Task requirements — Each record must be reproduced exactly as it is shown.
==============================
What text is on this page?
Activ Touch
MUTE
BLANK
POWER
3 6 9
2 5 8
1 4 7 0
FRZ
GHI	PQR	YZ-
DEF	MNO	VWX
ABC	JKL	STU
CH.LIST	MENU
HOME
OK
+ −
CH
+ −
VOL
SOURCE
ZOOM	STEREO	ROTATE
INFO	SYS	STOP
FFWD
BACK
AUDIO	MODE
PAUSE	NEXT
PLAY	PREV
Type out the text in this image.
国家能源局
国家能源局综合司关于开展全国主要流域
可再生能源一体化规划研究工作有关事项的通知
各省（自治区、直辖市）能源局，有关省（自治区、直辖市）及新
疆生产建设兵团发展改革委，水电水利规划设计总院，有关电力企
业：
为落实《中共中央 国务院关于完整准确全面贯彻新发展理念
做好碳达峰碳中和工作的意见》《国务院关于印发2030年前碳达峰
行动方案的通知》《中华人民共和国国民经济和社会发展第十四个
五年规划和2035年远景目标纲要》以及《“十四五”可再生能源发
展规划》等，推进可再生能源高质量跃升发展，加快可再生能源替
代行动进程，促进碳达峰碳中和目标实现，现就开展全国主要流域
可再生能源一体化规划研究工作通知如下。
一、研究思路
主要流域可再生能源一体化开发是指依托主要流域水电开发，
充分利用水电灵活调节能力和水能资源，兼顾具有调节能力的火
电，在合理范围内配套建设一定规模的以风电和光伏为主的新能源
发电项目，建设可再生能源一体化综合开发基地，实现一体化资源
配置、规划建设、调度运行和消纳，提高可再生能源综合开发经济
==============================
Answer to this problem —
What text is on this page?
Activ Touch
MUTE
BLANK
POWER
3 6 9
2 5 8
1 4 7 0
FRZ
GHI	PQR	YZ-
DEF	MNO	VWX
ABC	JKL	STU
CH.LIST	MENU
HOME
OK
+ −
CH
+ −
VOL
SOURCE
ZOOM	STEREO	ROTATE
INFO	SYS	STOP
FFWD
BACK
AUDIO	MODE
PAUSE	NEXT
PLAY	PREV
Type out the text in this image.
国家能源局
国家能源局综合司关于开展全国主要流域
可再生能源一体化规划研究工作有关事项的通知
各省（自治区、直辖市）能源局，有关省（自治区、直辖市）及新
疆生产建设兵团发展改革委，水电水利规划设计总院，有关电力企
业：
为落实《中共中央 国务院关于完整准确全面贯彻新发展理念
做好碳达峰碳中和工作的意见》《国务院关于印发2030年前碳达峰
行动方案的通知》《中华人民共和国国民经济和社会发展第十四个
五年规划和2035年远景目标纲要》以及《“十四五”可再生能源发
展规划》等，推进可再生能源高质量跃升发展，加快可再生能源替
代行动进程，促进碳达峰碳中和目标实现，现就开展全国主要流域
可再生能源一体化规划研究工作通知如下。
一、研究思路
主要流域可再生能源一体化开发是指依托主要流域水电开发，
充分利用水电灵活调节能力和水能资源，兼顾具有调节能力的火
电，在合理范围内配套建设一定规模的以风电和光伏为主的新能源
发电项目，建设可再生能源一体化综合开发基地，实现一体化资源
配置、规划建设、调度运行和消纳，提高可再生能源综合开发经济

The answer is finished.